= Data records =

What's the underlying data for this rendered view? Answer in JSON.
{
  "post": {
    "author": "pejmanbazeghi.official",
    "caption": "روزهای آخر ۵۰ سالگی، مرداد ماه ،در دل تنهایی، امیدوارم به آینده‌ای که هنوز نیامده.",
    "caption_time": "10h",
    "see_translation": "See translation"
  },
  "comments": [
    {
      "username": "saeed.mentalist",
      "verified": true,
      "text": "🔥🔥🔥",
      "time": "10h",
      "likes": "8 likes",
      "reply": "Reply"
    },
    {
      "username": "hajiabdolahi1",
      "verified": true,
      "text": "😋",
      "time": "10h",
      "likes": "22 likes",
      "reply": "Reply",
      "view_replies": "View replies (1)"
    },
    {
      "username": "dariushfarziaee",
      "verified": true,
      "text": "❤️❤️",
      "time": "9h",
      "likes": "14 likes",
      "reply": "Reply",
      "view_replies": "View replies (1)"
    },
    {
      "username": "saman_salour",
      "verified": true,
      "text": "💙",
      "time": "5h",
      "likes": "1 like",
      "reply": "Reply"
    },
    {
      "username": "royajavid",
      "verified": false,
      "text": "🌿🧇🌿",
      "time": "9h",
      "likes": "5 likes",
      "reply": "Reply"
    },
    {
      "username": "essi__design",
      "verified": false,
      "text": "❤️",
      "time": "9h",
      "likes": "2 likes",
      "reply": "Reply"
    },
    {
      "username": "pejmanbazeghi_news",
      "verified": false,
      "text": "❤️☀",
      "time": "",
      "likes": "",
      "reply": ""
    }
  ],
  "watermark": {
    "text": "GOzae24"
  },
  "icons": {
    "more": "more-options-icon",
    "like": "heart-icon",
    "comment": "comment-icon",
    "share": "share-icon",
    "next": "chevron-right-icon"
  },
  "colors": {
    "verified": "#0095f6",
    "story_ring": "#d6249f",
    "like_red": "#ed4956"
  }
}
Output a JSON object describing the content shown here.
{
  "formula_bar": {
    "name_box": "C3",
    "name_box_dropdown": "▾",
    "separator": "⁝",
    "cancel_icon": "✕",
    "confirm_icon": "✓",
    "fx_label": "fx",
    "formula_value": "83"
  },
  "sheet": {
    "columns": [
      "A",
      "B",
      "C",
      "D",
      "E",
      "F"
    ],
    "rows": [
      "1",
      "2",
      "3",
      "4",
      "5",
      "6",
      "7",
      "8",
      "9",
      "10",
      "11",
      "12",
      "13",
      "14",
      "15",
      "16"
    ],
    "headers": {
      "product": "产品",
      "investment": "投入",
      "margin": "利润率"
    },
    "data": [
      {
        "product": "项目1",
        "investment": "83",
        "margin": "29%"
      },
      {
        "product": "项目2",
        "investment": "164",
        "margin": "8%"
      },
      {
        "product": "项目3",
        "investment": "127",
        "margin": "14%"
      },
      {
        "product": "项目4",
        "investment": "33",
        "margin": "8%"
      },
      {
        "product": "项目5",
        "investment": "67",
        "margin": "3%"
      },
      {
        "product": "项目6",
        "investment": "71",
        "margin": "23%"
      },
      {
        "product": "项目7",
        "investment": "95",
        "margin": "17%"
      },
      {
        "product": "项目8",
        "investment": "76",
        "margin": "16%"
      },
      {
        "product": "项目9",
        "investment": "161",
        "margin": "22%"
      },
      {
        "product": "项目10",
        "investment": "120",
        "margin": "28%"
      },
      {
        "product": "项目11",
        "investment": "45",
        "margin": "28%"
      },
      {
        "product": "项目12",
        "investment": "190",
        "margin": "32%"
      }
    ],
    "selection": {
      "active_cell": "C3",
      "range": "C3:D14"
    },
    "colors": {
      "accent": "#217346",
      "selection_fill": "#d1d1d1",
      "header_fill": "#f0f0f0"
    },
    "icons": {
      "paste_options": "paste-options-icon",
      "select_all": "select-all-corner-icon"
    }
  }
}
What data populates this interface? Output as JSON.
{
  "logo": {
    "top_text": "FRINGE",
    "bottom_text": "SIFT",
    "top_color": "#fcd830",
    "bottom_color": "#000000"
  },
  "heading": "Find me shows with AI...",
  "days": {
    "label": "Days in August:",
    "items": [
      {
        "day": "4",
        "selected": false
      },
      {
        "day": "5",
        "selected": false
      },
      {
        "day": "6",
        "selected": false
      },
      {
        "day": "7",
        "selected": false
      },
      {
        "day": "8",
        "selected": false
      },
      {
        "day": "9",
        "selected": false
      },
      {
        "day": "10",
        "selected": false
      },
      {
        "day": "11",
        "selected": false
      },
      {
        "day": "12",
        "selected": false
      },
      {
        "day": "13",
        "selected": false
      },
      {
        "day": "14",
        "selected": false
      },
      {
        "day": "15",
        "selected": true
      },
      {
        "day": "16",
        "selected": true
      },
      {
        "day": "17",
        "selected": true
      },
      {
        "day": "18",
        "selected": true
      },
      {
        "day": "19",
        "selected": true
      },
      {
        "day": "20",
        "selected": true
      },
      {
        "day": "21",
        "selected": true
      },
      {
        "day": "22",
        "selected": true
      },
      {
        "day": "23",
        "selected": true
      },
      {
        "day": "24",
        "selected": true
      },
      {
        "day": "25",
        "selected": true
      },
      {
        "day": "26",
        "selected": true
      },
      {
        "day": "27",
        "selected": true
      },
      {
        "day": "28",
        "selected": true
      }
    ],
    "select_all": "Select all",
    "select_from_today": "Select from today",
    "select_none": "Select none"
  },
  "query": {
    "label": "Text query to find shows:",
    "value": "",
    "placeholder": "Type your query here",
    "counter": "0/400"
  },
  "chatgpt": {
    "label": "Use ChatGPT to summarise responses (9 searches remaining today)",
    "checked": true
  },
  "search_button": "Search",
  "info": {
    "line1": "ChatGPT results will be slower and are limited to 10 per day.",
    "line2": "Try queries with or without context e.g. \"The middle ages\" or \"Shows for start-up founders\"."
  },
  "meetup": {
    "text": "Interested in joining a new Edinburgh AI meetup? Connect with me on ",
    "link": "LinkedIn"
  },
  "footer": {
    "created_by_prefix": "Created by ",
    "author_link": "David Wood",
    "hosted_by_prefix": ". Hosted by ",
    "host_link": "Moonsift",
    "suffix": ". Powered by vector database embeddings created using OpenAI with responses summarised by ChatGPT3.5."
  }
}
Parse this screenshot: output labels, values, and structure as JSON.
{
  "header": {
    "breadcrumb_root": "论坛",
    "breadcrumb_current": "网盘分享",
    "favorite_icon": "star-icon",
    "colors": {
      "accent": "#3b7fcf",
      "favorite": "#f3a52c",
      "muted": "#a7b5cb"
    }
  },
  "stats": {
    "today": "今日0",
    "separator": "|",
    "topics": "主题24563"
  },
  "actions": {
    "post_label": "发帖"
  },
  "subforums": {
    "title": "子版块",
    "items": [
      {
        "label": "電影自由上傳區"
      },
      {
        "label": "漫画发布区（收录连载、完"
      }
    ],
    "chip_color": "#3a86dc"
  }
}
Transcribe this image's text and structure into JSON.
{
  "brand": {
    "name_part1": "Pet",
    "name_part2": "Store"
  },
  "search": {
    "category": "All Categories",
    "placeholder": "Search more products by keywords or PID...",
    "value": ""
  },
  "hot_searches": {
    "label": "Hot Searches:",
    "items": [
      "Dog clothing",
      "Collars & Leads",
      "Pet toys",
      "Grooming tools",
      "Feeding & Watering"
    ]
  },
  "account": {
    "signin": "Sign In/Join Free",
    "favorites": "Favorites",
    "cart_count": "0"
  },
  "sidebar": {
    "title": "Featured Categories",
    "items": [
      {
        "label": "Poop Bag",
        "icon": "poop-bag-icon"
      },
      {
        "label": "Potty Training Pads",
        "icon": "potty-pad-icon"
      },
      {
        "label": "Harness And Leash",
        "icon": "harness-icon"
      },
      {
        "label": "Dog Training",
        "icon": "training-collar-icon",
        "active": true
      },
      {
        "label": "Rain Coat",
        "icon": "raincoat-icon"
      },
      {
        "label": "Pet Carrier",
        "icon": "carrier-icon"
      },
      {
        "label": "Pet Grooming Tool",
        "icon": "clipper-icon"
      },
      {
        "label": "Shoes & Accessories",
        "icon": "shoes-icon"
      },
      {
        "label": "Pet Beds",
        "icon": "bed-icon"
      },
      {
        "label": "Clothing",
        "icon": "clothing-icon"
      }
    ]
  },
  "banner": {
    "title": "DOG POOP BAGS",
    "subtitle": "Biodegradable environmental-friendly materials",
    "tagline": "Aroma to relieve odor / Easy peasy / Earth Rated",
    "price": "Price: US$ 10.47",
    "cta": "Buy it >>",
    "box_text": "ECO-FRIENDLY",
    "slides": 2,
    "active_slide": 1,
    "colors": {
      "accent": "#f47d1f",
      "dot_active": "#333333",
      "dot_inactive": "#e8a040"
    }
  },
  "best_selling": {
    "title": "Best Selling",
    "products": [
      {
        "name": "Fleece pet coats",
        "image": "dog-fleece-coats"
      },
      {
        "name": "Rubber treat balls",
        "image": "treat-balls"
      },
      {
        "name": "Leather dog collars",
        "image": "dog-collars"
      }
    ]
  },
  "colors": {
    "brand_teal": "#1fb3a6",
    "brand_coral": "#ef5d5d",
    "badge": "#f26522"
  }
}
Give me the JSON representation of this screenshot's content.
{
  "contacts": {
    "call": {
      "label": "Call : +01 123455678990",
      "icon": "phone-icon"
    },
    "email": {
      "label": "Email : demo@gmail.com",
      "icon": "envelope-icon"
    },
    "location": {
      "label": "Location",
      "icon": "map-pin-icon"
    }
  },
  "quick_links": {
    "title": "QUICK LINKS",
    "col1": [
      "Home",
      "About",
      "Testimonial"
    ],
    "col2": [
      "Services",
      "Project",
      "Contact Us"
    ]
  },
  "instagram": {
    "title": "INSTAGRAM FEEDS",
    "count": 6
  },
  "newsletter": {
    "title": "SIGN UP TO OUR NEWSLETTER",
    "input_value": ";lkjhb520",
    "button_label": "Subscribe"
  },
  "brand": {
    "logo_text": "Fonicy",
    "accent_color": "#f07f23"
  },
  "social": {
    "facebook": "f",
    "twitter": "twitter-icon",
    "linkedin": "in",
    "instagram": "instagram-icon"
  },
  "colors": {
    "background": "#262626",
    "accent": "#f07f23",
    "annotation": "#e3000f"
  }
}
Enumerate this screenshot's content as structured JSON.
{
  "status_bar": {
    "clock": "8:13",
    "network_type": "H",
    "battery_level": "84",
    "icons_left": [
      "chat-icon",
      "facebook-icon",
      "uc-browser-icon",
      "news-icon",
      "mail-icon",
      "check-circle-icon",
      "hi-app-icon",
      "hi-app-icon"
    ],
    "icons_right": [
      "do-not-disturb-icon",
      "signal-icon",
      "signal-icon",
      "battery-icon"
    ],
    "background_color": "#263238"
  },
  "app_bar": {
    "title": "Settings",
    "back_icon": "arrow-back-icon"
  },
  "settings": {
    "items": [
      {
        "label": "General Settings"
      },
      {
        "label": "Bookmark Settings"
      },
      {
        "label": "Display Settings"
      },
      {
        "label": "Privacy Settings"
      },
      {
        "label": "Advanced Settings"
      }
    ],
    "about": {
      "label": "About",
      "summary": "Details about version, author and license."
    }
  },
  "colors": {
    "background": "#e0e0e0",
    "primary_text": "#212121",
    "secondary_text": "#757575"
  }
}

= REQUIRED WORK =
Select from the material above each line in which the string "this" appears, and list those lines.

= TASK ANSWER =
What's the underlying data for this rendered view? Answer in JSON.
What data populates this interface? Output as JSON.
Parse this screenshot: output labels, values, and structure as JSON.
Transcribe this image's text and structure into JSON.
Give me the JSON representation of this screenshot's content.
Enumerate this screenshot's content as structured JSON.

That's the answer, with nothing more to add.